## start Material

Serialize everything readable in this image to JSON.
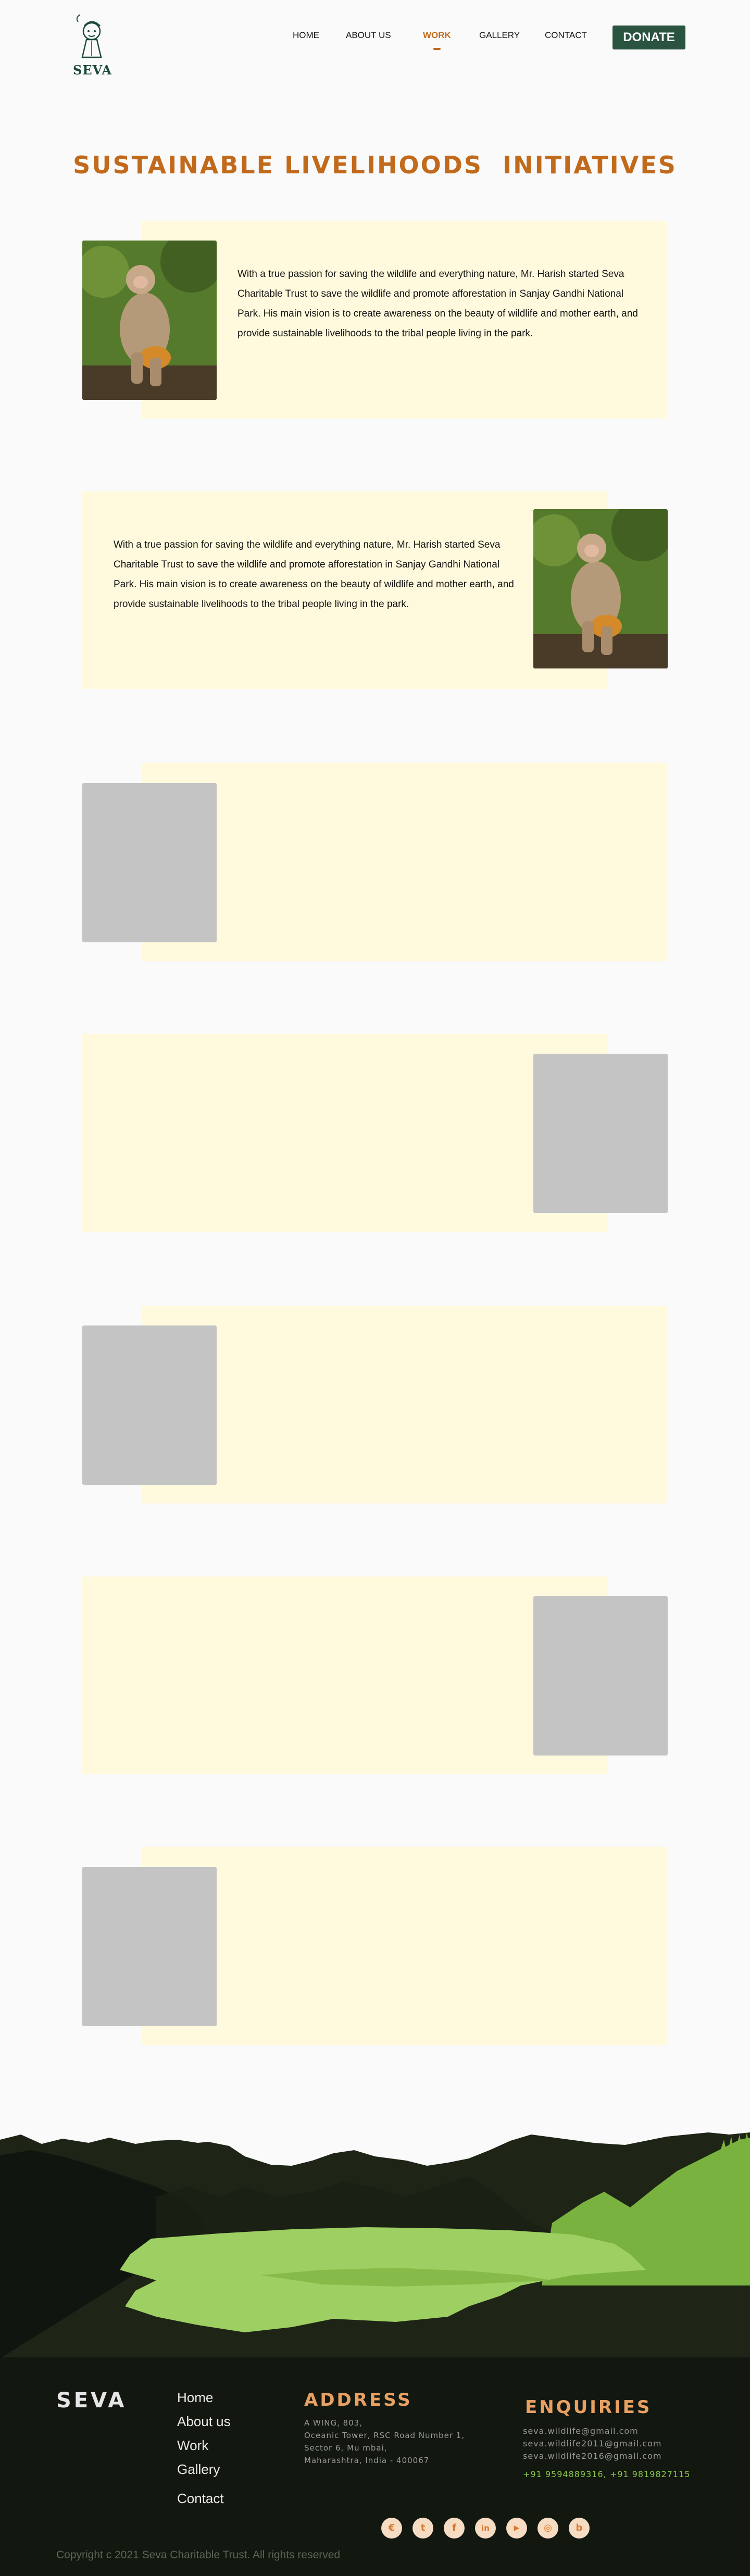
{
  "brand": {
    "logo_text": "SEVA"
  },
  "nav": {
    "items": [
      {
        "label": "HOME"
      },
      {
        "label": "ABOUT US"
      },
      {
        "label": "WORK"
      },
      {
        "label": "GALLERY"
      },
      {
        "label": "CONTACT"
      }
    ],
    "active": "WORK",
    "donate_label": "DONATE"
  },
  "page_title": "SUSTAINABLE LIVELIHOODS  INITIATIVES",
  "sections": [
    {
      "text": "With a true passion for saving the wildlife and everything nature, Mr. Harish started Seva Charitable Trust to save the wildlife and promote afforestation in Sanjay Gandhi National Park. His main vision is to create awareness on the beauty of wildlife and mother earth, and provide sustainable livelihoods to the tribal people living in the park.",
      "image": "monkey"
    },
    {
      "text": "With a true passion for saving the wildlife and everything nature, Mr. Harish started Seva Charitable Trust to save the wildlife and promote afforestation in Sanjay Gandhi National Park. His main vision is to create awareness on the beauty of wildlife and mother earth, and provide sustainable livelihoods to the tribal people living in the park.",
      "image": "monkey"
    },
    {
      "text": "",
      "image": "placeholder"
    },
    {
      "text": "",
      "image": "placeholder"
    },
    {
      "text": "",
      "image": "placeholder"
    },
    {
      "text": "",
      "image": "placeholder"
    },
    {
      "text": "",
      "image": "placeholder"
    }
  ],
  "footer": {
    "brand": "SEVA",
    "links": [
      "Home",
      "About us",
      "Work",
      "Gallery",
      "Contact"
    ],
    "address_heading": "ADDRESS",
    "address_lines": [
      "A WING, 803,",
      "Oceanic Tower, RSC Road Number 1,",
      "Sector 6, Mu mbai,",
      "Maharashtra, India - 400067"
    ],
    "enquiries_heading": "ENQUIRIES",
    "emails": [
      "seva.wildlife@gmail.com",
      "seva.wildlife2011@gmail.com",
      "seva.wildlife2016@gmail.com"
    ],
    "phones": "+91 9594889316, +91 9819827115",
    "social": [
      {
        "icon": "custom-brand-icon",
        "glyph": "€"
      },
      {
        "icon": "twitter-icon",
        "glyph": "t"
      },
      {
        "icon": "facebook-icon",
        "glyph": "f"
      },
      {
        "icon": "linkedin-icon",
        "glyph": "in"
      },
      {
        "icon": "youtube-icon",
        "glyph": "▶"
      },
      {
        "icon": "instagram-icon",
        "glyph": "◎"
      },
      {
        "icon": "blog-icon",
        "glyph": "b"
      }
    ],
    "copyright": "Copyright  c 2021 Seva Charitable Trust. All rights reserved"
  },
  "colors": {
    "accent": "#c26a1c",
    "donate_bg": "#2a5440",
    "panel_bg": "#fff9dd",
    "placeholder": "#c4c4c4",
    "footer_bg": "#121810",
    "footer_heading": "#e8a063",
    "phone": "#8bc84a"
  }
}
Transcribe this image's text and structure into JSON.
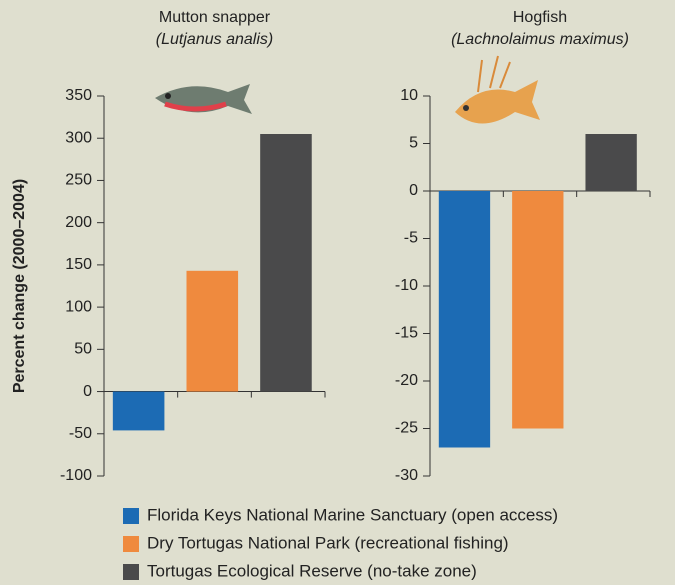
{
  "chart_data": [
    {
      "type": "bar",
      "title": "Mutton snapper",
      "subtitle": "(Lutjanus analis)",
      "ylabel": "Percent change (2000–2004)",
      "values": [
        -46,
        143,
        305
      ],
      "ylim": [
        -100,
        350
      ],
      "yticks": [
        -100,
        -50,
        0,
        50,
        100,
        150,
        200,
        250,
        300,
        350
      ]
    },
    {
      "type": "bar",
      "title": "Hogfish",
      "subtitle": "(Lachnolaimus maximus)",
      "values": [
        -27,
        -25,
        6
      ],
      "ylim": [
        -30,
        10
      ],
      "yticks": [
        -30,
        -25,
        -20,
        -15,
        -10,
        -5,
        0,
        5,
        10
      ]
    }
  ],
  "legend": {
    "entries": [
      {
        "label": "Florida Keys National Marine Sanctuary (open access)",
        "color": "#1c6bb4"
      },
      {
        "label": "Dry Tortugas National Park (recreational fishing)",
        "color": "#ef8a3e"
      },
      {
        "label": "Tortugas Ecological Reserve (no-take zone)",
        "color": "#4a4a4b"
      }
    ]
  }
}
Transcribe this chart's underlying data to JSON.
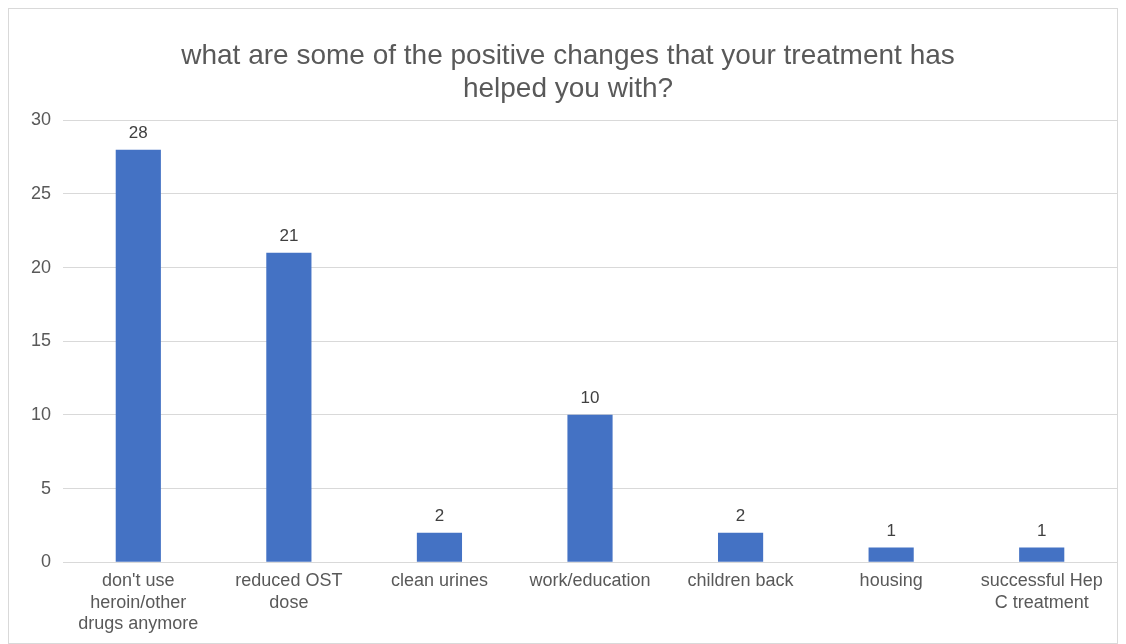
{
  "chart_data": {
    "type": "bar",
    "title": "what are some of the positive changes that your treatment has helped you with?",
    "categories": [
      "don't use heroin/other drugs anymore",
      "reduced OST dose",
      "clean urines",
      "work/education",
      "children back",
      "housing",
      "successful Hep C treatment"
    ],
    "values": [
      28,
      21,
      2,
      10,
      2,
      1,
      1
    ],
    "color": "#4472c4",
    "ylim": [
      0,
      30
    ],
    "yticks": [
      0,
      5,
      10,
      15,
      20,
      25,
      30
    ],
    "grid": "y",
    "data_labels": true,
    "legend": false
  }
}
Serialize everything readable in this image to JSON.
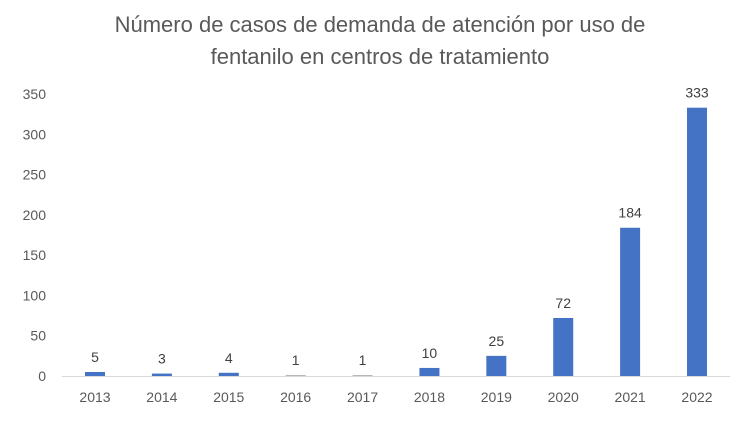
{
  "chart_data": {
    "type": "bar",
    "title": [
      "Número de casos de demanda de atención por uso de",
      "fentanilo en centros de tratamiento"
    ],
    "xlabel": "",
    "ylabel": "",
    "categories": [
      "2013",
      "2014",
      "2015",
      "2016",
      "2017",
      "2018",
      "2019",
      "2020",
      "2021",
      "2022"
    ],
    "values": [
      5,
      3,
      4,
      1,
      1,
      10,
      25,
      72,
      184,
      333
    ],
    "data_labels": [
      "5",
      "3",
      "4",
      "1",
      "1",
      "10",
      "25",
      "72",
      "184",
      "333"
    ],
    "ylim": [
      0,
      350
    ],
    "yticks": [
      "0",
      "50",
      "100",
      "150",
      "200",
      "250",
      "300",
      "350"
    ],
    "grid": false,
    "legend": "none",
    "bar_color": "#4472C4"
  }
}
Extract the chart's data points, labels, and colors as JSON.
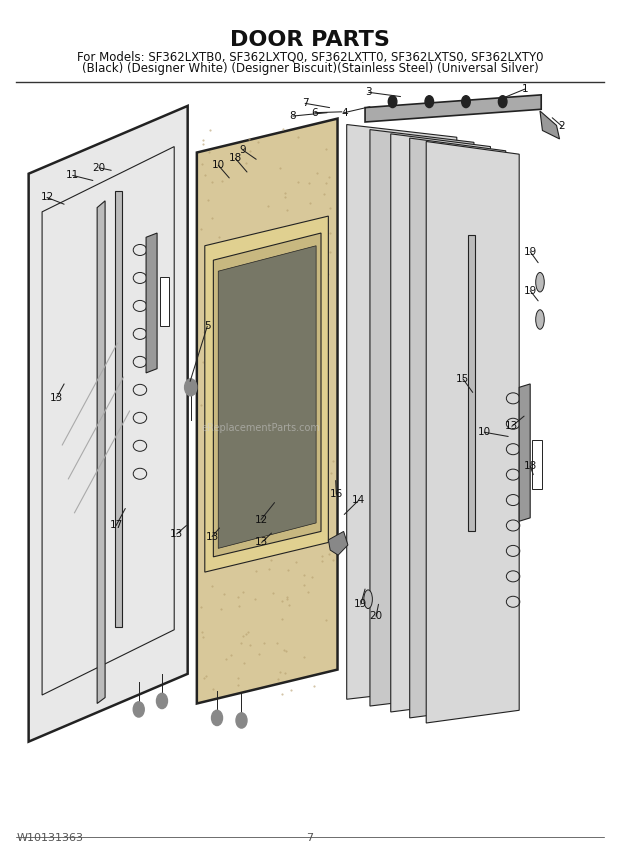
{
  "title": "DOOR PARTS",
  "subtitle_line1": "For Models: SF362LXTB0, SF362LXTQ0, SF362LXTT0, SF362LXTS0, SF362LXTY0",
  "subtitle_line2": "(Black) (Designer White) (Designer Biscuit)(Stainless Steel) (Universal Silver)",
  "footer_left": "W10131363",
  "footer_center": "7",
  "bg_color": "#ffffff",
  "title_fontsize": 16,
  "subtitle_fontsize": 8.5,
  "footer_fontsize": 8,
  "watermark": "eReplacementParts.com"
}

## end Material

Identify the lines of the data that contain the word "colors". Copy each of them.

**Problem solution**.
  "colors": {
Extract the chart's data points, labels, and colors as JSON.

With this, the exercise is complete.